▶ [Material]:
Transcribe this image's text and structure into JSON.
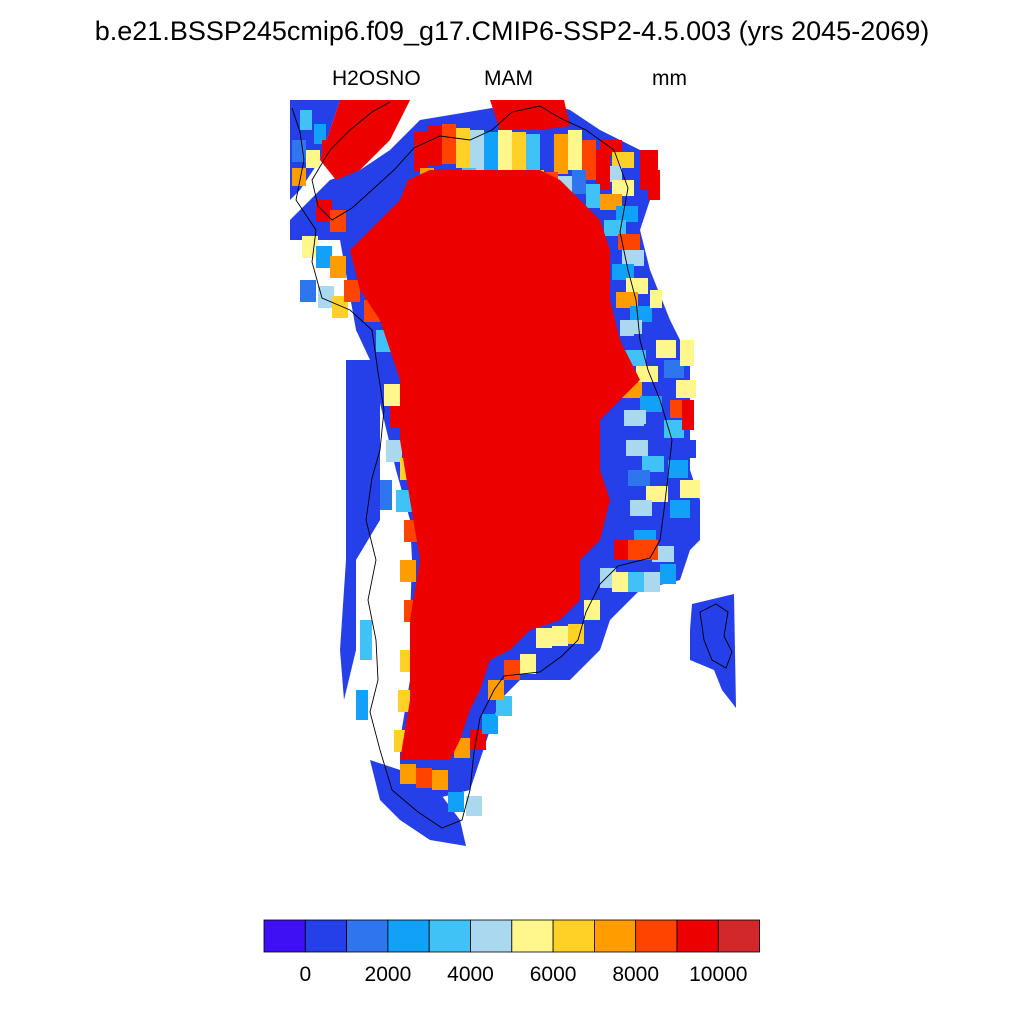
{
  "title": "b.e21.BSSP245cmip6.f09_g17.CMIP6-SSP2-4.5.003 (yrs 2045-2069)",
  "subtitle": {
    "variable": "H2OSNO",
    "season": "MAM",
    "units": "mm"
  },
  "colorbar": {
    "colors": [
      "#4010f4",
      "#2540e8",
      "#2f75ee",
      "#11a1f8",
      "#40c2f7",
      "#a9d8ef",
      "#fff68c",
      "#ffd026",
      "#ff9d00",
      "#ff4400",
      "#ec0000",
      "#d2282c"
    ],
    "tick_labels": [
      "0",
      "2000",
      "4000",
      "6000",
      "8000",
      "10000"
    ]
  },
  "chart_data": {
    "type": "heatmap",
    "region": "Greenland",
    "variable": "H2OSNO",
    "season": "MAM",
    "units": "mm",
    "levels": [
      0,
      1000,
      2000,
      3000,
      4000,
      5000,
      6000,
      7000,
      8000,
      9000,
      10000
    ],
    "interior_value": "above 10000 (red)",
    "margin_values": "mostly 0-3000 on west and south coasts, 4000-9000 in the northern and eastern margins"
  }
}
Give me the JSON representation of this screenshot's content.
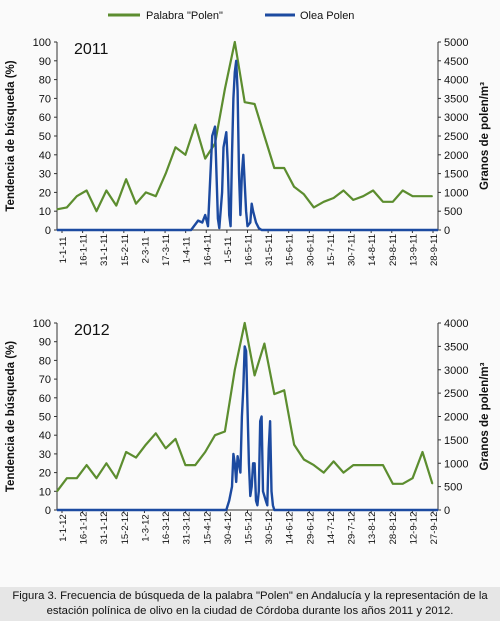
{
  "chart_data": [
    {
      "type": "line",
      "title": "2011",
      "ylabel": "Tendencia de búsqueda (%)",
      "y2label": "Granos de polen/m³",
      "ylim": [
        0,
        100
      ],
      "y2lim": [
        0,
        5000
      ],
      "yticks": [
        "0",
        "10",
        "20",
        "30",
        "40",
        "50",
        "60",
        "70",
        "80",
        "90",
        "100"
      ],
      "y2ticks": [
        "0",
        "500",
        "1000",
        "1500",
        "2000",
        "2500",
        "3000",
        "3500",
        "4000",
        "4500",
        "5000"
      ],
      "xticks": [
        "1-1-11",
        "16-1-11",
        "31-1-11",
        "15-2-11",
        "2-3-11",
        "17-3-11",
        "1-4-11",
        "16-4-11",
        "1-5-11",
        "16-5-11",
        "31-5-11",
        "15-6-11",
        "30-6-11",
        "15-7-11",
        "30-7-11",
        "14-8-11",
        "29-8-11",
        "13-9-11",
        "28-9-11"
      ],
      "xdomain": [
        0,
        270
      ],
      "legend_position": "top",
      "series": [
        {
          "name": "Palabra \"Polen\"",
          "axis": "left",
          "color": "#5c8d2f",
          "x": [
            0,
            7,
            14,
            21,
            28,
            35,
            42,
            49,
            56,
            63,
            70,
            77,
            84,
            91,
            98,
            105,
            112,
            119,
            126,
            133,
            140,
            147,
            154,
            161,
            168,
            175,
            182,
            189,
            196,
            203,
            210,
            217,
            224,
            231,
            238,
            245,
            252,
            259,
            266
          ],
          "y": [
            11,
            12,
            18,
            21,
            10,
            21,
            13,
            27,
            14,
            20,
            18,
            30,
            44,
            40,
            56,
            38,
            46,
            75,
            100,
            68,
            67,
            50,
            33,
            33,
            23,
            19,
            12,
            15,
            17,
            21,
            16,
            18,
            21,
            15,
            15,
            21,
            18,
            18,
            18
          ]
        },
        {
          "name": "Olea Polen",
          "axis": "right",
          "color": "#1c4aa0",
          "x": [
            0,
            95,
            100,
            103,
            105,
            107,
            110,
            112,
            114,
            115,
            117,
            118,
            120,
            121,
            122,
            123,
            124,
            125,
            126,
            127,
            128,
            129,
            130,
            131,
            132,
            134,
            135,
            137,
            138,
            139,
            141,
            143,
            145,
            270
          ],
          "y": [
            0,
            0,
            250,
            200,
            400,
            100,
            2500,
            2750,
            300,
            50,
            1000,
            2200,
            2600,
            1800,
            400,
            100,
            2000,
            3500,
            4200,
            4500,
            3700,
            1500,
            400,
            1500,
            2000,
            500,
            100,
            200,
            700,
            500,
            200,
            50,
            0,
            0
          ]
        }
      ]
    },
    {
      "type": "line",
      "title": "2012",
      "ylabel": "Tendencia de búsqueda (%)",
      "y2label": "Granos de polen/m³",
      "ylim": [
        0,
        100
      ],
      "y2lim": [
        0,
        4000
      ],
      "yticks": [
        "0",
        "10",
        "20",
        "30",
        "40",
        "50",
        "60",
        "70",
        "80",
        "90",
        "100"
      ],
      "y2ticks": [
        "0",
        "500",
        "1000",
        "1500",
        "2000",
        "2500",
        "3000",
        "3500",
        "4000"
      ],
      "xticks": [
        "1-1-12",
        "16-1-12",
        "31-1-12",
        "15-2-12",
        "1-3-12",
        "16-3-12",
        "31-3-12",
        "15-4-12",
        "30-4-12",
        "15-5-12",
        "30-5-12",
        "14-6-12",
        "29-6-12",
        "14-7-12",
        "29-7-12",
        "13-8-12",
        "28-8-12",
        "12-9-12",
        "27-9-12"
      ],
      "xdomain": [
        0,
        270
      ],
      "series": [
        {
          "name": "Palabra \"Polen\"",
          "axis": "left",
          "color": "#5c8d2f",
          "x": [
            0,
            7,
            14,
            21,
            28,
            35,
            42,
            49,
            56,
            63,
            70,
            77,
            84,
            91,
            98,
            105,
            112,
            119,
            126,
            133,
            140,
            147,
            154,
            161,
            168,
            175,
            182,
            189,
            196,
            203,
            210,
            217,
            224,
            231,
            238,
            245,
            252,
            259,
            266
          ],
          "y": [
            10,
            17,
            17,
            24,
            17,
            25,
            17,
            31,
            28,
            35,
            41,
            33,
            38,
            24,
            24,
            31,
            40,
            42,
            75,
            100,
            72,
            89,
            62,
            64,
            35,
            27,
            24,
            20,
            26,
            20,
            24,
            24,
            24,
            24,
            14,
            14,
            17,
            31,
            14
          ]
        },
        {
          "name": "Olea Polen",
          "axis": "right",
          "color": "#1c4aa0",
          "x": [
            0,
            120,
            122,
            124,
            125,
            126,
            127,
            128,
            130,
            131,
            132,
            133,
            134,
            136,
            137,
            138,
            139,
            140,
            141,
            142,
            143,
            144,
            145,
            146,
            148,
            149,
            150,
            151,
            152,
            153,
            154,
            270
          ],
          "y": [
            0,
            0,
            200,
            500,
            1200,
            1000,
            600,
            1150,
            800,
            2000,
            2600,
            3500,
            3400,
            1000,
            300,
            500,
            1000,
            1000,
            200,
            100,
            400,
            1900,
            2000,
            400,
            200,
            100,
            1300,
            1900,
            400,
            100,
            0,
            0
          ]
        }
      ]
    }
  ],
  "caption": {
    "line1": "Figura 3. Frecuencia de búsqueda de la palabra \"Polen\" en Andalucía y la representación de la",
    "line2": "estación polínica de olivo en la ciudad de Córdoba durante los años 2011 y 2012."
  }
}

▶ [What to produce]: Output every entry verbatim. Pictures do not belong in the copy.

▶ [Response to this exercise]:
Transcribe this image's text and structure into JSON.
{
  "title": "b.e21.BSSP245cmip6.f09_g17.CMIP6-SSP2-4.5.003 (yrs 2045-2069)",
  "subtitle": {
    "variable": "H2OSNO",
    "season": "MAM",
    "units": "mm"
  },
  "colorbar": {
    "colors": [
      "#4010f4",
      "#2540e8",
      "#2f75ee",
      "#11a1f8",
      "#40c2f7",
      "#a9d8ef",
      "#fff68c",
      "#ffd026",
      "#ff9d00",
      "#ff4400",
      "#ec0000",
      "#d2282c"
    ],
    "tick_labels": [
      "0",
      "2000",
      "4000",
      "6000",
      "8000",
      "10000"
    ]
  },
  "chart_data": {
    "type": "heatmap",
    "region": "Greenland",
    "variable": "H2OSNO",
    "season": "MAM",
    "units": "mm",
    "levels": [
      0,
      1000,
      2000,
      3000,
      4000,
      5000,
      6000,
      7000,
      8000,
      9000,
      10000
    ],
    "interior_value": "above 10000 (red)",
    "margin_values": "mostly 0-3000 on west and south coasts, 4000-9000 in the northern and eastern margins"
  }
}
Give me the JSON representation of this screenshot's content.
{
  "chart_data": [
    {
      "type": "line",
      "title": "2011",
      "ylabel": "Tendencia de búsqueda (%)",
      "y2label": "Granos de polen/m³",
      "ylim": [
        0,
        100
      ],
      "y2lim": [
        0,
        5000
      ],
      "yticks": [
        "0",
        "10",
        "20",
        "30",
        "40",
        "50",
        "60",
        "70",
        "80",
        "90",
        "100"
      ],
      "y2ticks": [
        "0",
        "500",
        "1000",
        "1500",
        "2000",
        "2500",
        "3000",
        "3500",
        "4000",
        "4500",
        "5000"
      ],
      "xticks": [
        "1-1-11",
        "16-1-11",
        "31-1-11",
        "15-2-11",
        "2-3-11",
        "17-3-11",
        "1-4-11",
        "16-4-11",
        "1-5-11",
        "16-5-11",
        "31-5-11",
        "15-6-11",
        "30-6-11",
        "15-7-11",
        "30-7-11",
        "14-8-11",
        "29-8-11",
        "13-9-11",
        "28-9-11"
      ],
      "xdomain": [
        0,
        270
      ],
      "legend_position": "top",
      "series": [
        {
          "name": "Palabra \"Polen\"",
          "axis": "left",
          "color": "#5c8d2f",
          "x": [
            0,
            7,
            14,
            21,
            28,
            35,
            42,
            49,
            56,
            63,
            70,
            77,
            84,
            91,
            98,
            105,
            112,
            119,
            126,
            133,
            140,
            147,
            154,
            161,
            168,
            175,
            182,
            189,
            196,
            203,
            210,
            217,
            224,
            231,
            238,
            245,
            252,
            259,
            266
          ],
          "y": [
            11,
            12,
            18,
            21,
            10,
            21,
            13,
            27,
            14,
            20,
            18,
            30,
            44,
            40,
            56,
            38,
            46,
            75,
            100,
            68,
            67,
            50,
            33,
            33,
            23,
            19,
            12,
            15,
            17,
            21,
            16,
            18,
            21,
            15,
            15,
            21,
            18,
            18,
            18
          ]
        },
        {
          "name": "Olea Polen",
          "axis": "right",
          "color": "#1c4aa0",
          "x": [
            0,
            95,
            100,
            103,
            105,
            107,
            110,
            112,
            114,
            115,
            117,
            118,
            120,
            121,
            122,
            123,
            124,
            125,
            126,
            127,
            128,
            129,
            130,
            131,
            132,
            134,
            135,
            137,
            138,
            139,
            141,
            143,
            145,
            270
          ],
          "y": [
            0,
            0,
            250,
            200,
            400,
            100,
            2500,
            2750,
            300,
            50,
            1000,
            2200,
            2600,
            1800,
            400,
            100,
            2000,
            3500,
            4200,
            4500,
            3700,
            1500,
            400,
            1500,
            2000,
            500,
            100,
            200,
            700,
            500,
            200,
            50,
            0,
            0
          ]
        }
      ]
    },
    {
      "type": "line",
      "title": "2012",
      "ylabel": "Tendencia de búsqueda (%)",
      "y2label": "Granos de polen/m³",
      "ylim": [
        0,
        100
      ],
      "y2lim": [
        0,
        4000
      ],
      "yticks": [
        "0",
        "10",
        "20",
        "30",
        "40",
        "50",
        "60",
        "70",
        "80",
        "90",
        "100"
      ],
      "y2ticks": [
        "0",
        "500",
        "1000",
        "1500",
        "2000",
        "2500",
        "3000",
        "3500",
        "4000"
      ],
      "xticks": [
        "1-1-12",
        "16-1-12",
        "31-1-12",
        "15-2-12",
        "1-3-12",
        "16-3-12",
        "31-3-12",
        "15-4-12",
        "30-4-12",
        "15-5-12",
        "30-5-12",
        "14-6-12",
        "29-6-12",
        "14-7-12",
        "29-7-12",
        "13-8-12",
        "28-8-12",
        "12-9-12",
        "27-9-12"
      ],
      "xdomain": [
        0,
        270
      ],
      "series": [
        {
          "name": "Palabra \"Polen\"",
          "axis": "left",
          "color": "#5c8d2f",
          "x": [
            0,
            7,
            14,
            21,
            28,
            35,
            42,
            49,
            56,
            63,
            70,
            77,
            84,
            91,
            98,
            105,
            112,
            119,
            126,
            133,
            140,
            147,
            154,
            161,
            168,
            175,
            182,
            189,
            196,
            203,
            210,
            217,
            224,
            231,
            238,
            245,
            252,
            259,
            266
          ],
          "y": [
            10,
            17,
            17,
            24,
            17,
            25,
            17,
            31,
            28,
            35,
            41,
            33,
            38,
            24,
            24,
            31,
            40,
            42,
            75,
            100,
            72,
            89,
            62,
            64,
            35,
            27,
            24,
            20,
            26,
            20,
            24,
            24,
            24,
            24,
            14,
            14,
            17,
            31,
            14
          ]
        },
        {
          "name": "Olea Polen",
          "axis": "right",
          "color": "#1c4aa0",
          "x": [
            0,
            120,
            122,
            124,
            125,
            126,
            127,
            128,
            130,
            131,
            132,
            133,
            134,
            136,
            137,
            138,
            139,
            140,
            141,
            142,
            143,
            144,
            145,
            146,
            148,
            149,
            150,
            151,
            152,
            153,
            154,
            270
          ],
          "y": [
            0,
            0,
            200,
            500,
            1200,
            1000,
            600,
            1150,
            800,
            2000,
            2600,
            3500,
            3400,
            1000,
            300,
            500,
            1000,
            1000,
            200,
            100,
            400,
            1900,
            2000,
            400,
            200,
            100,
            1300,
            1900,
            400,
            100,
            0,
            0
          ]
        }
      ]
    }
  ],
  "caption": {
    "line1": "Figura 3. Frecuencia de búsqueda de la palabra \"Polen\" en Andalucía y la representación de la",
    "line2": "estación polínica de olivo en la ciudad de Córdoba durante los años 2011 y 2012."
  }
}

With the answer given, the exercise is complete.